SUPPLIED MATERIAL:
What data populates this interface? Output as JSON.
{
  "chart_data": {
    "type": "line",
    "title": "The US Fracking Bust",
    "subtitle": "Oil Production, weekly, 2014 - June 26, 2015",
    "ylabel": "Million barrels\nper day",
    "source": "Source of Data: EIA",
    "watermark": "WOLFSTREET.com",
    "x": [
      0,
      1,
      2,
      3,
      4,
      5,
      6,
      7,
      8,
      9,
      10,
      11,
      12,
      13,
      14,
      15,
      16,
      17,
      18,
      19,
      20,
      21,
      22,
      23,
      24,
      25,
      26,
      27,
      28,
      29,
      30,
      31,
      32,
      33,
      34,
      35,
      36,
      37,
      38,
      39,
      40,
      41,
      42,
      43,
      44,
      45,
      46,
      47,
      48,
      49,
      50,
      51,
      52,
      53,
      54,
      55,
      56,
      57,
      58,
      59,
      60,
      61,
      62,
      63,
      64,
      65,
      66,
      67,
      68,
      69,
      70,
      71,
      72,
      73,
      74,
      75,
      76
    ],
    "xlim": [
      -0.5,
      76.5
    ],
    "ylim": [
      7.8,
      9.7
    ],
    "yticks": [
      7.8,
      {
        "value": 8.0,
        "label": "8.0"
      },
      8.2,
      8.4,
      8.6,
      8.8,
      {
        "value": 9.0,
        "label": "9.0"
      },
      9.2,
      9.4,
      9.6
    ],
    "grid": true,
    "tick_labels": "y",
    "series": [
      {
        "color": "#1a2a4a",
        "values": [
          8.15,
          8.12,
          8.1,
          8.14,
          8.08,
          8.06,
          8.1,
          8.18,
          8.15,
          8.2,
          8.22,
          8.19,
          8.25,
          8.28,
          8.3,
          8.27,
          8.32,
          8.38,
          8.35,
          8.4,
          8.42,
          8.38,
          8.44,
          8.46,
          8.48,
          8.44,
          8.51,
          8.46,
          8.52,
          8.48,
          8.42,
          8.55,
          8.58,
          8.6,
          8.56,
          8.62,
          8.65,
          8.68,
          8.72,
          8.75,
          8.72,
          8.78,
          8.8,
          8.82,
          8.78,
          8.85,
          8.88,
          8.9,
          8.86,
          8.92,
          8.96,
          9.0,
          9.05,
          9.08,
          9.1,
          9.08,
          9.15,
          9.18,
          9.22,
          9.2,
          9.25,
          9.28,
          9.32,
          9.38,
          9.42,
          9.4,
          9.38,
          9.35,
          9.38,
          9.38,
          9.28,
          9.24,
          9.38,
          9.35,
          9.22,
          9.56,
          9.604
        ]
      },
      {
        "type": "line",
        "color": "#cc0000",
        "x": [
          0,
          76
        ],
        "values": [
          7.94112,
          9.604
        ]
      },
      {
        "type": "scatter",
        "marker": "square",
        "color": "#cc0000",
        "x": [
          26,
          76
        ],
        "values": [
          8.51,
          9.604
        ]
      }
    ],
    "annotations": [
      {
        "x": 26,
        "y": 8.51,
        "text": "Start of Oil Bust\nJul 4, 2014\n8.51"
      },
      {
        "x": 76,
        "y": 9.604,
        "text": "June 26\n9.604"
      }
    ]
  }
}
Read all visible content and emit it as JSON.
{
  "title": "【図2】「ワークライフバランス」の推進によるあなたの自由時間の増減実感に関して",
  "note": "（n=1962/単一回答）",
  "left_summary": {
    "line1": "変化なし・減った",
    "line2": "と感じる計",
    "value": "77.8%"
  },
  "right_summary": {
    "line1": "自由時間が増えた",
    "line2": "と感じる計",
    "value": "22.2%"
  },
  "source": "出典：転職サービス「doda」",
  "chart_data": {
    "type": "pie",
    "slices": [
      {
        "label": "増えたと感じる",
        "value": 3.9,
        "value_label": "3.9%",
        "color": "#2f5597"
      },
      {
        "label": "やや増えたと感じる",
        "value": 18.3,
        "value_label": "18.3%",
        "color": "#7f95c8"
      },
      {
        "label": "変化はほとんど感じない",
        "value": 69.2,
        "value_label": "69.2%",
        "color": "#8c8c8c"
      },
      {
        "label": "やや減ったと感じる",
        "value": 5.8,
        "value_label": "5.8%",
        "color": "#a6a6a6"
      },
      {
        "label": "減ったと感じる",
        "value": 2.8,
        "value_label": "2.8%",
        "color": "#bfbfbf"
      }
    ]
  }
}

GIVEN EXERCISE: Go back to the data above and please quote exactly, and only, the lines from the line with "Read all visible content and emit it as JSON." through its last line.

ANSWER BELOW:
Read all visible content and emit it as JSON.
{
  "title": "【図2】「ワークライフバランス」の推進によるあなたの自由時間の増減実感に関して",
  "note": "（n=1962/単一回答）",
  "left_summary": {
    "line1": "変化なし・減った",
    "line2": "と感じる計",
    "value": "77.8%"
  },
  "right_summary": {
    "line1": "自由時間が増えた",
    "line2": "と感じる計",
    "value": "22.2%"
  },
  "source": "出典：転職サービス「doda」",
  "chart_data": {
    "type": "pie",
    "slices": [
      {
        "label": "増えたと感じる",
        "value": 3.9,
        "value_label": "3.9%",
        "color": "#2f5597"
      },
      {
        "label": "やや増えたと感じる",
        "value": 18.3,
        "value_label": "18.3%",
        "color": "#7f95c8"
      },
      {
        "label": "変化はほとんど感じない",
        "value": 69.2,
        "value_label": "69.2%",
        "color": "#8c8c8c"
      },
      {
        "label": "やや減ったと感じる",
        "value": 5.8,
        "value_label": "5.8%",
        "color": "#a6a6a6"
      },
      {
        "label": "減ったと感じる",
        "value": 2.8,
        "value_label": "2.8%",
        "color": "#bfbfbf"
      }
    ]
  }
}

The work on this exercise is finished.